— Start Task material —

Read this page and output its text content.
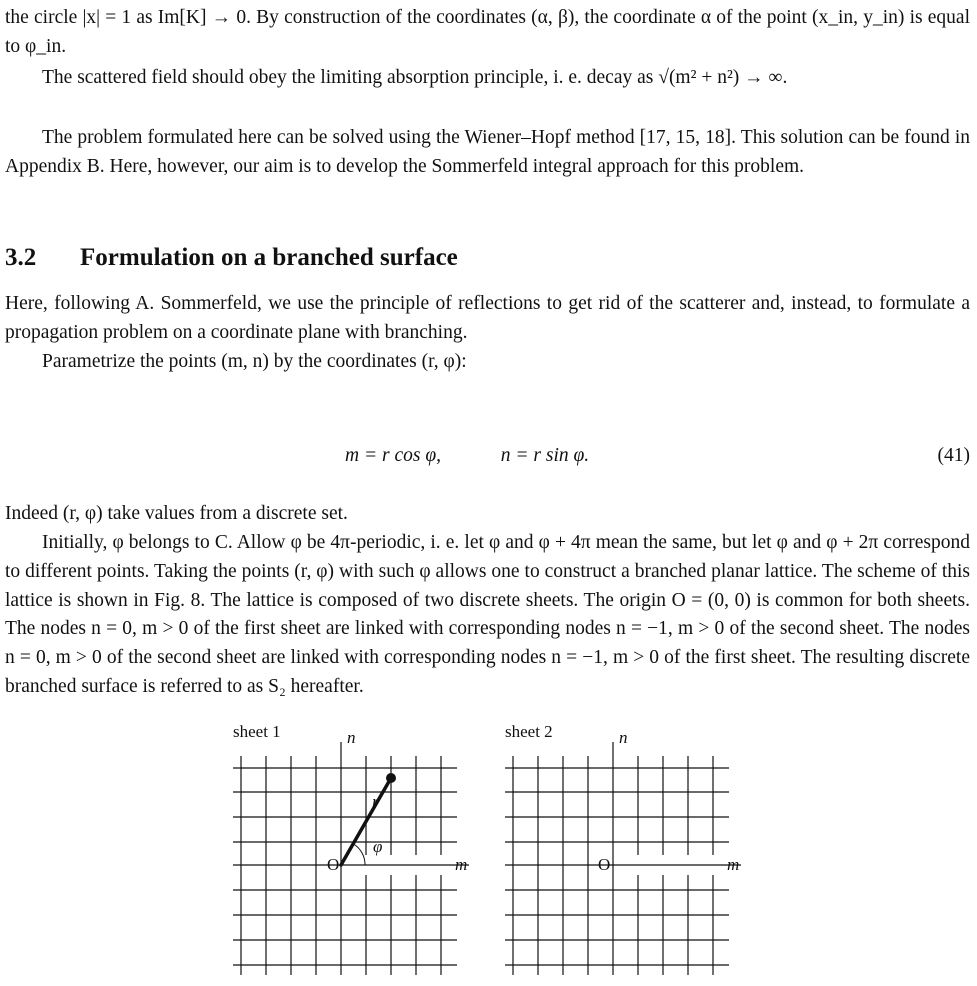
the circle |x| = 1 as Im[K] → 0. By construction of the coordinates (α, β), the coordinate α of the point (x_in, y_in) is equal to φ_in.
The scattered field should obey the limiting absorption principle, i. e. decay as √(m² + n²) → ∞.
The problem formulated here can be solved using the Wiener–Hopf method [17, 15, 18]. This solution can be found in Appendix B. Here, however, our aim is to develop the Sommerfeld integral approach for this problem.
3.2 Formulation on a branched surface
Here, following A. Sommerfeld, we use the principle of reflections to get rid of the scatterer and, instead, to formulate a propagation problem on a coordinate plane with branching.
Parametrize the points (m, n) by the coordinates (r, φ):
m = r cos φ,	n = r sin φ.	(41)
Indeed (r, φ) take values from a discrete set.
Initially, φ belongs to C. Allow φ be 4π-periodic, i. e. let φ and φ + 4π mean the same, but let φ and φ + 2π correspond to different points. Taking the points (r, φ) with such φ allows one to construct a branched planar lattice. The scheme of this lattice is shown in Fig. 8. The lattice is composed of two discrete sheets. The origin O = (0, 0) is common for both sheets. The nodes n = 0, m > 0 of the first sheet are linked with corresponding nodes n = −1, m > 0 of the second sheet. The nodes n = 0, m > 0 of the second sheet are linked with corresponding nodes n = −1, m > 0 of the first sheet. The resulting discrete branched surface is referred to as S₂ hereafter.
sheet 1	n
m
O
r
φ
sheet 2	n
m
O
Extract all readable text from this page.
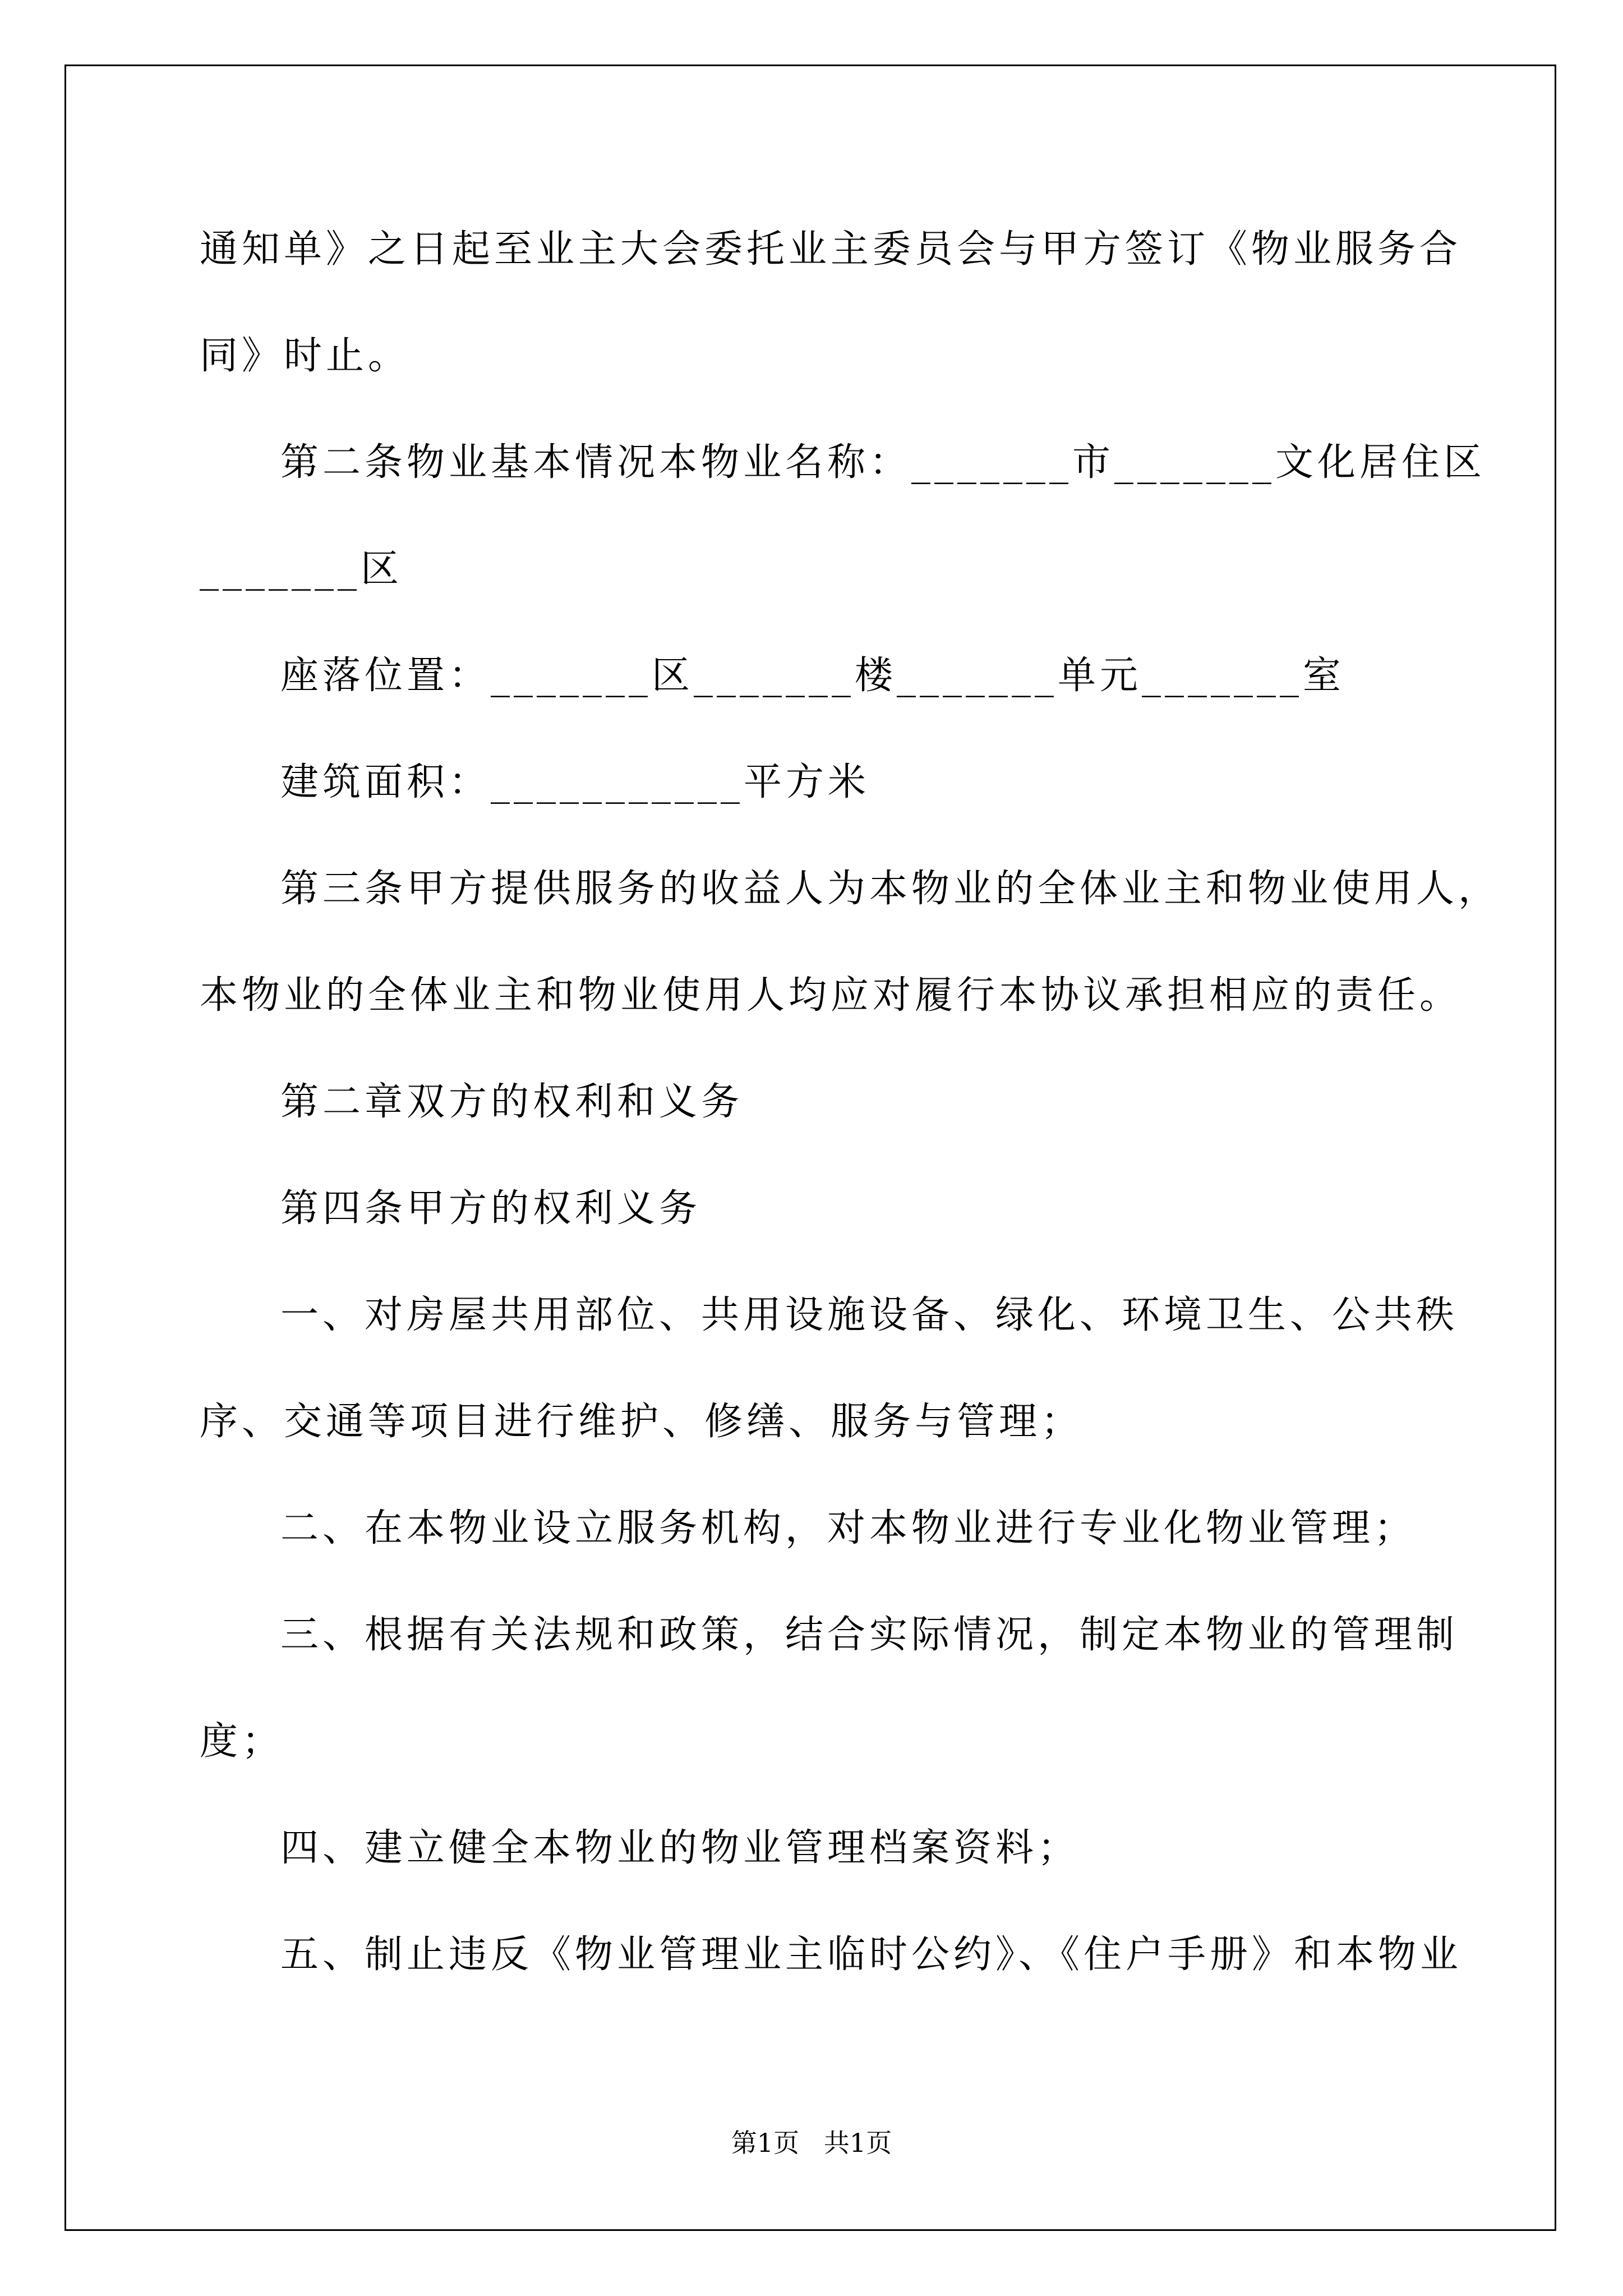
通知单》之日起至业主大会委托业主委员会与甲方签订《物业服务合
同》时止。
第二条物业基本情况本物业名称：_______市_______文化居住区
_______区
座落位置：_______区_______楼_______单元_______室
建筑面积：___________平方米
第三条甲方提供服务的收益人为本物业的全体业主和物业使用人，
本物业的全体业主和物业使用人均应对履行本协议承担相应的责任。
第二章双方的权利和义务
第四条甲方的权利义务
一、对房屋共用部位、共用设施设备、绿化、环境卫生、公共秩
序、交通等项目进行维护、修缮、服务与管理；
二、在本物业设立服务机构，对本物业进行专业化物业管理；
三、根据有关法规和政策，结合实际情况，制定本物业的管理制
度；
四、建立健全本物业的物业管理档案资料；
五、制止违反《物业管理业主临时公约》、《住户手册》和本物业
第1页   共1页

— End Task material —

§ **What you will do**: Report the number of lines in the listing where the string "from" appears, and nothing besides.

§ **The answer**: 2